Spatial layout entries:
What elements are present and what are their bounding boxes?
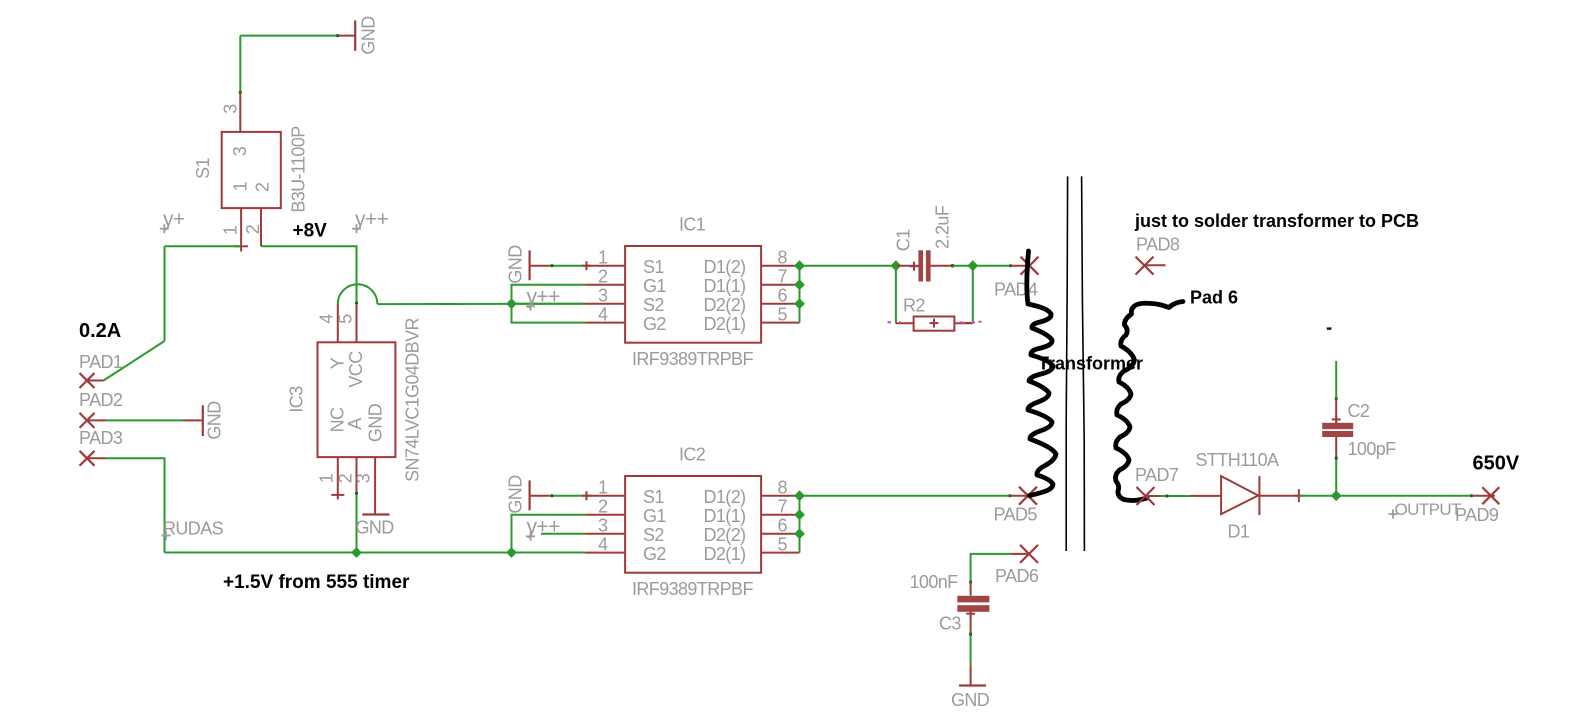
transformer secondary winding (hand drawn) [1115, 302, 1183, 501]
svg-text:IC2: IC2 [679, 445, 706, 465]
svg-text:D2(1): D2(1) [704, 544, 746, 564]
wire IC1 drain bus vertical [799, 266, 801, 323]
capacitor C3 plates [957, 596, 989, 603]
wire IC2 drains to PAD5 [800, 495, 1011, 497]
pad PAD3 cross [80, 451, 95, 466]
net label y++ origin cross [352, 224, 361, 233]
pad PAD8 pin [1145, 264, 1166, 266]
wire junction dot [951, 264, 955, 268]
wire diagonal to PAD1 [104, 341, 165, 381]
junction IC2 pin8 [794, 490, 805, 501]
svg-text:650V: 650V [1473, 453, 1520, 475]
IC1 pin 5 stub [761, 322, 799, 324]
svg-text:1: 1 [221, 225, 241, 235]
wire IC1 G1 tie [512, 285, 586, 323]
svg-text:D1(2): D1(2) [704, 257, 746, 277]
junction at IC2 G wires [506, 547, 517, 558]
pad PAD9 pin [1472, 495, 1495, 497]
wire PAD3 down to bottom rail [106, 458, 165, 552]
svg-text:Pad 6: Pad 6 [1190, 288, 1238, 308]
svg-text:D2(1): D2(1) [704, 314, 746, 334]
IC1 pin 7 stub [761, 284, 799, 286]
pad PAD1 cross [80, 373, 95, 388]
svg-text:PAD5: PAD5 [994, 505, 1038, 525]
pad PAD2 cross [80, 413, 95, 428]
svg-text:VCC: VCC [346, 351, 366, 388]
capacitor C1 right pin [931, 265, 953, 267]
svg-text:C3: C3 [939, 614, 961, 634]
svg-text:D2(2): D2(2) [704, 525, 746, 545]
svg-text:PAD1: PAD1 [79, 352, 123, 372]
wire IC1 GND to pin1 [550, 265, 586, 267]
IC1 pin 1 stub [586, 265, 626, 267]
svg-text:5: 5 [778, 535, 788, 555]
pad PAD2 pin [87, 419, 106, 421]
svg-text:0.2A: 0.2A [79, 320, 121, 342]
svg-text:2: 2 [598, 497, 608, 517]
ground symbol GND (IC1) [528, 250, 530, 280]
svg-text:GND: GND [506, 245, 526, 284]
wire arc hop over VCC wire [338, 284, 378, 304]
svg-text:4: 4 [598, 305, 608, 325]
svg-text:G1: G1 [643, 506, 666, 526]
wire IC2 GND to pin1 [550, 495, 586, 497]
wire PAD7 to D1 [1159, 495, 1190, 497]
IC1 pin 2 stub [586, 284, 626, 286]
svg-text:3: 3 [230, 146, 250, 156]
svg-text:PAD6: PAD6 [995, 566, 1039, 586]
svg-text:+1.5V from 555 timer: +1.5V from 555 timer [223, 572, 410, 593]
junction dot at IC3 pin5 [355, 301, 358, 304]
ground symbol GND (top) [354, 20, 356, 50]
capacitor C2 plates [1322, 423, 1353, 429]
stray ink mark [1327, 327, 1332, 329]
diode D1 pin end cross [1294, 489, 1303, 502]
wire junction dot [550, 494, 553, 497]
transformer primary winding (hand drawn) [1027, 251, 1056, 496]
resistor R2 origin cross [930, 319, 939, 328]
capacitor C1 origin cross [910, 262, 919, 271]
IC2 pin 1 stub [586, 495, 626, 497]
svg-text:100pF: 100pF [1348, 439, 1397, 459]
IC2 pin 3 stub [586, 533, 626, 535]
wire C2 top stub [1335, 361, 1337, 399]
wire junction dot [336, 34, 339, 37]
svg-text:GND: GND [359, 16, 379, 55]
svg-text:100nF: 100nF [910, 572, 959, 592]
resistor R2 body [914, 317, 955, 331]
svg-text:SN74LVC1G04DBVR: SN74LVC1G04DBVR [403, 318, 423, 482]
pad PAD5 cross [1019, 487, 1037, 505]
ground symbol GND (IC2) [528, 480, 530, 510]
junction C1 right [967, 260, 978, 271]
svg-text:S1: S1 [643, 487, 664, 507]
net label y++ origin cross (IC1) [526, 302, 535, 311]
svg-text:1: 1 [317, 473, 337, 483]
pad PAD6 cross [1020, 545, 1038, 563]
wire junction dot [1165, 494, 1168, 497]
wire junction dot [969, 633, 972, 636]
wire junction dot [1009, 264, 1012, 267]
junction C2 node [1331, 490, 1342, 501]
IC2 pin 5 stub [761, 552, 799, 554]
wire IC1 S2 row [512, 303, 586, 305]
IC2 body IRF9389TRPBF [625, 476, 761, 573]
R2 smashed text marks left [888, 321, 902, 323]
svg-text:IRF9389TRPBF: IRF9389TRPBF [632, 349, 753, 369]
svg-text:A: A [345, 418, 365, 430]
IC1 pin 6 stub [761, 303, 799, 305]
svg-text:4: 4 [598, 535, 608, 555]
junction C1 left [891, 260, 902, 271]
svg-text:D2(2): D2(2) [704, 295, 746, 315]
wire net y+ horizontal [165, 245, 241, 247]
svg-text:y++: y++ [355, 208, 389, 231]
svg-text:2: 2 [243, 224, 263, 234]
svg-text:G2: G2 [643, 544, 666, 564]
svg-text:D1(2): D1(2) [704, 487, 746, 507]
svg-text:+8V: +8V [293, 221, 328, 242]
pin 1 end cross (IC2) [582, 491, 591, 500]
capacitor C3 top pin [970, 582, 972, 595]
svg-text:PAD3: PAD3 [79, 428, 123, 448]
svg-text:S2: S2 [643, 525, 664, 545]
S1 pin 1 end cross [234, 245, 248, 247]
svg-text:3: 3 [354, 473, 374, 483]
junction at IC3 pin2 [351, 547, 362, 558]
R2 dark dash right [965, 322, 971, 324]
svg-text:2: 2 [336, 473, 356, 483]
svg-text:G1: G1 [643, 276, 666, 296]
S1 pin 1 stub [240, 208, 242, 251]
IC3 pin 3 stub (GND) [374, 457, 376, 513]
svg-text:B3U-1100P: B3U-1100P [289, 126, 309, 213]
svg-text:S1: S1 [643, 257, 664, 277]
wire junction dot [969, 581, 972, 584]
svg-text:PAD4: PAD4 [994, 280, 1038, 300]
svg-text:2: 2 [253, 182, 273, 192]
wire net y+ vertical [164, 246, 166, 341]
resistor R2 right pin [954, 322, 972, 324]
svg-text:GND: GND [506, 475, 526, 514]
svg-text:3: 3 [598, 516, 608, 536]
wire junction dot [1335, 397, 1338, 400]
svg-text:y++: y++ [527, 516, 561, 539]
wire junction dot [1470, 494, 1473, 497]
R2 smashed text marks right [960, 321, 982, 324]
svg-text:5: 5 [778, 305, 788, 325]
IC2 pin 6 stub [761, 533, 799, 535]
wire to PAD4 [973, 265, 1011, 267]
pad PAD4 cross [1021, 257, 1039, 275]
svg-text:S1: S1 [193, 158, 213, 179]
transformer core line right [1082, 176, 1085, 551]
capacitor C1 plates [918, 250, 923, 281]
svg-text:D1(1): D1(1) [704, 506, 746, 526]
svg-text:6: 6 [778, 516, 788, 536]
svg-text:5: 5 [336, 314, 356, 324]
diode D1 anode pin [1190, 495, 1221, 497]
svg-text:G2: G2 [643, 314, 666, 334]
ground pin (C3) [970, 665, 972, 684]
pad PAD1 pin [87, 380, 104, 382]
IC3 pin 1 end cross [331, 494, 344, 496]
IC3 pin 4 stub [337, 304, 339, 342]
net label OUTPUT origin cross [1389, 510, 1398, 519]
diode D1 cathode bar [1258, 476, 1260, 515]
wire R2 right vertical [972, 266, 974, 324]
svg-text:1: 1 [598, 478, 608, 498]
svg-text:IC3: IC3 [287, 386, 307, 413]
svg-text:7: 7 [778, 267, 788, 287]
svg-text:1: 1 [598, 248, 608, 268]
svg-text:8: 8 [778, 248, 788, 268]
svg-text:GND: GND [356, 518, 395, 538]
IC1 pin 4 stub [586, 322, 626, 324]
capacitor C2 origin cross [1332, 415, 1341, 424]
wire IC2 G1 tie [512, 515, 586, 553]
transformer core line left [1066, 176, 1067, 551]
svg-text:RUDAS: RUDAS [163, 519, 224, 539]
diode D1 triangle [1221, 476, 1258, 514]
wire junction dot [1009, 494, 1012, 497]
IC1 pin 3 stub [586, 303, 626, 305]
junction IC2 pin6 [794, 528, 805, 539]
pad PAD3 pin [87, 457, 106, 459]
svg-text:2.2uF: 2.2uF [933, 205, 953, 249]
pad PAD5 pin [1010, 495, 1028, 497]
wire PAD6 to C3 [971, 554, 1011, 582]
svg-text:2: 2 [598, 267, 608, 287]
wire R2 left vertical [895, 266, 897, 324]
capacitor C3 bottom pin [970, 612, 972, 634]
svg-text:Y: Y [328, 357, 348, 369]
diode D1 cathode pin [1259, 495, 1299, 497]
switch S1 body B3U-1100P [222, 132, 281, 208]
svg-text:PAD7: PAD7 [1135, 465, 1179, 485]
svg-text:D1: D1 [1228, 522, 1250, 542]
ground GND pin (top) [338, 35, 355, 37]
ground symbol GND (PAD2) [202, 405, 204, 436]
wire D1 to PAD9 [1299, 495, 1472, 497]
IC3 pin 2 stub (A) [356, 457, 358, 493]
junction IC1 pin8 [794, 260, 805, 271]
wire IC3 Y output to IC1 [377, 303, 585, 305]
junction IC1 pin7 [794, 279, 805, 290]
svg-text:OUTPUT: OUTPUT [1395, 500, 1462, 519]
wire C2 to output node [1335, 458, 1337, 496]
svg-text:y+: y+ [163, 208, 185, 231]
IC1 pin 8 stub [761, 265, 799, 267]
svg-text:1: 1 [231, 181, 251, 191]
svg-text:D1(1): D1(1) [704, 276, 746, 296]
svg-text:8: 8 [778, 478, 788, 498]
junction IC1 gate node [506, 298, 517, 309]
wire junction dot [239, 91, 242, 94]
svg-text:3: 3 [221, 104, 241, 114]
pad PAD7 cross [1137, 487, 1155, 505]
S1 pin 2 stub [260, 208, 262, 246]
svg-text:6: 6 [778, 286, 788, 306]
IC2 pin 7 stub [761, 514, 799, 516]
capacitor C2 bottom pin [1335, 437, 1337, 458]
pad PAD8 cross [1136, 257, 1154, 275]
IC3 pin 1 stub (NC) [337, 457, 339, 499]
wire IC3 A to bottom rail [356, 493, 358, 552]
svg-text:just to solder transformer to: just to solder transformer to PCB [1134, 211, 1419, 231]
ground pin (IC2 GND) [531, 495, 550, 497]
svg-text:S2: S2 [643, 295, 664, 315]
wire junction dot [1335, 456, 1338, 459]
wire C1 to PAD4 node [953, 265, 973, 267]
net label y++ origin cross (IC2) [526, 532, 535, 541]
svg-text:GND: GND [951, 690, 990, 710]
net label RUDAS origin cross [162, 531, 171, 540]
svg-text:C2: C2 [1348, 401, 1370, 421]
S1 pin 3 stub [239, 93, 241, 132]
junction IC1 pin6 [794, 298, 805, 309]
junction IC2 pin7 [794, 509, 805, 520]
pad PAD9 cross [1482, 487, 1499, 504]
wire C3 to GND [970, 634, 972, 665]
wire PAD2 to GND [106, 419, 183, 421]
svg-text:IC1: IC1 [679, 215, 706, 235]
svg-text:3: 3 [598, 286, 608, 306]
svg-text:PAD9: PAD9 [1455, 505, 1499, 525]
svg-text:y++: y++ [527, 286, 561, 309]
IC2 pin 4 stub [586, 552, 626, 554]
wire bottom rail [165, 552, 586, 554]
svg-text:PAD8: PAD8 [1136, 235, 1180, 255]
pad PAD4 pin [1011, 265, 1030, 267]
svg-text:PAD2: PAD2 [79, 390, 123, 410]
pad PAD6 pin [1010, 553, 1029, 555]
ground GND pin (PAD2) [183, 419, 202, 421]
svg-text:C1: C1 [894, 229, 914, 251]
svg-text:4: 4 [317, 314, 337, 324]
wire IC2 S2 short [541, 533, 586, 535]
ground symbol GND (IC3) [362, 513, 389, 515]
svg-text:7: 7 [778, 497, 788, 517]
svg-text:GND: GND [205, 401, 225, 440]
wire junction dot [355, 492, 358, 495]
svg-text:R2: R2 [903, 296, 925, 316]
IC3 body SN74LVC1G04DBVR [318, 342, 396, 457]
wire IC2 drain bus vertical [799, 496, 801, 553]
svg-text:GND: GND [365, 403, 385, 442]
capacitor C1 left pin [896, 265, 919, 267]
ground pin (IC1 GND) [531, 265, 550, 267]
capacitor C3 origin cross [966, 609, 975, 618]
IC2 pin 2 stub [586, 514, 626, 516]
capacitor C2 top pin [1335, 399, 1337, 423]
svg-text:Transformer: Transformer [1038, 354, 1143, 374]
svg-text:IRF9389TRPBF: IRF9389TRPBF [632, 579, 753, 599]
wire vertical down to S1 pin 3 [239, 36, 241, 93]
svg-text:STTH110A: STTH110A [1196, 450, 1279, 470]
pad PAD7 pin [1146, 495, 1160, 497]
resistor R2 left pin [896, 322, 914, 324]
wire IC1 drains to C1 [800, 265, 896, 267]
net label y+ origin cross [160, 224, 169, 233]
IC1 body IRF9389TRPBF [625, 246, 761, 343]
IC2 pin 8 stub [761, 495, 799, 497]
pin 1 end cross (IC1) [582, 261, 591, 270]
wire net +8V horizontal [261, 246, 357, 304]
IC3 pin 5 stub [356, 304, 358, 342]
wire junction dot [550, 264, 553, 267]
wire GND-to-S1 top horizontal [240, 35, 337, 37]
ground symbol GND (C3) [959, 684, 986, 686]
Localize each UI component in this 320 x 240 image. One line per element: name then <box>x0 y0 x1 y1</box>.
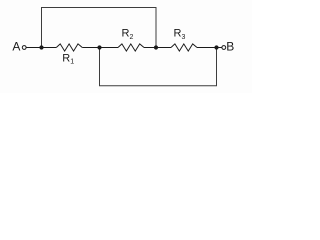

## Exercise details
Copy out, unchanged, the lines of the records from the one containing "transformer secondary winding" to the one containing "IC1 pin 5 stub [761, 322, 799, 324]", including both of those lines.

## Task response
transformer secondary winding (hand drawn) [1115, 302, 1183, 501]
svg-text:IC2: IC2 [679, 445, 706, 465]
svg-text:D2(1): D2(1) [704, 544, 746, 564]
wire IC1 drain bus vertical [799, 266, 801, 323]
capacitor C3 plates [957, 596, 989, 603]
wire IC2 drains to PAD5 [800, 495, 1011, 497]
pad PAD3 cross [80, 451, 95, 466]
net label y++ origin cross [352, 224, 361, 233]
pad PAD8 pin [1145, 264, 1166, 266]
wire junction dot [951, 264, 955, 268]
wire diagonal to PAD1 [104, 341, 165, 381]
junction IC2 pin8 [794, 490, 805, 501]
svg-text:650V: 650V [1473, 453, 1520, 475]
IC1 pin 5 stub [761, 322, 799, 324]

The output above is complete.